From the listing below, pick out each line with the word "exemplo".

--- START ---

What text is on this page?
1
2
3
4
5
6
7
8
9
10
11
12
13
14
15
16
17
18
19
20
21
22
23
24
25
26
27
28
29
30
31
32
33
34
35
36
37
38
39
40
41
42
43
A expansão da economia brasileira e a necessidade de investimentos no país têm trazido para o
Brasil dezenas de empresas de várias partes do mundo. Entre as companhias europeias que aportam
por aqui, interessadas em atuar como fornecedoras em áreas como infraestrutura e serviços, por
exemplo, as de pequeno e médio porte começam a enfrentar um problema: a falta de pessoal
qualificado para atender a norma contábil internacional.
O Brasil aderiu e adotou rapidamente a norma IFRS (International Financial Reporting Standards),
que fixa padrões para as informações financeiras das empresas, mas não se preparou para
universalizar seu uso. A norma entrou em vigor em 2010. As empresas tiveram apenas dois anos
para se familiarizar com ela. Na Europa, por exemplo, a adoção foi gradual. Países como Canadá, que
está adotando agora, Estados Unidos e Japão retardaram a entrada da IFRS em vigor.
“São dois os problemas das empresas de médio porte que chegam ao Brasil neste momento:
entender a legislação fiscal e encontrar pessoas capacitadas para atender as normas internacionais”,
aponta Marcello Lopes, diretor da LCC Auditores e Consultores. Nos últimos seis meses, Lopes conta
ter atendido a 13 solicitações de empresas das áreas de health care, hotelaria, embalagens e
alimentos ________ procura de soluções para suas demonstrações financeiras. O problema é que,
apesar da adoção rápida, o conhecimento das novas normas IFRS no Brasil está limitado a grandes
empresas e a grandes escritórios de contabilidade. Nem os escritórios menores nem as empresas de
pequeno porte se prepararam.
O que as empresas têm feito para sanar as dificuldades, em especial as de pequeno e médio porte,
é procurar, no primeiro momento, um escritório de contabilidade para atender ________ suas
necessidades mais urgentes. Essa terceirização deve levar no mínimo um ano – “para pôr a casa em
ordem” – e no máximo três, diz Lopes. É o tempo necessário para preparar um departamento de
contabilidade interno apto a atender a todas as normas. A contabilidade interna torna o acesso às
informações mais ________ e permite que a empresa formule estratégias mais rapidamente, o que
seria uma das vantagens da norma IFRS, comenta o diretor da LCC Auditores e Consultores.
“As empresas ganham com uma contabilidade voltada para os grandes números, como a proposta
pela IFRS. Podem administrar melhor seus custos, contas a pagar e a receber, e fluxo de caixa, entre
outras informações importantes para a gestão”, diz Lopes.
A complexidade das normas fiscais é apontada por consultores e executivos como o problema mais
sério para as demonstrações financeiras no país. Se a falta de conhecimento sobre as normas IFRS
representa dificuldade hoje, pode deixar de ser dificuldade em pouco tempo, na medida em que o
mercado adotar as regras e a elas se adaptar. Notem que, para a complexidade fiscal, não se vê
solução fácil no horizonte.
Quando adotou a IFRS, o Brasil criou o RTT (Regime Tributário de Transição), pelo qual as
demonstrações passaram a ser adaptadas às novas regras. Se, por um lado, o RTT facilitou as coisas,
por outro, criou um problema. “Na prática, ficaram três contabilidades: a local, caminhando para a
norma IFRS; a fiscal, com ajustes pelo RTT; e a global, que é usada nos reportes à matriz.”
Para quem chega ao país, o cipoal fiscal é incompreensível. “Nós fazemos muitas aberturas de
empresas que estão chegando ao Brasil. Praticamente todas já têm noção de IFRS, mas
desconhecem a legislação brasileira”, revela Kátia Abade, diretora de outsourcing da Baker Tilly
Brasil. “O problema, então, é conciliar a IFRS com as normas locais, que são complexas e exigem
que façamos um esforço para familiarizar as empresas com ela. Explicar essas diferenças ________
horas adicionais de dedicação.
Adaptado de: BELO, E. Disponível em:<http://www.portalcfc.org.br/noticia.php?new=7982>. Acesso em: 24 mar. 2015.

--- END ---

### THE REPLY
exemplo, as de pequeno e médio porte começam a enfrentar um problema: a falta de pessoal
para se familiarizar com ela. Na Europa, por exemplo, a adoção foi gradual. Países como Canadá, que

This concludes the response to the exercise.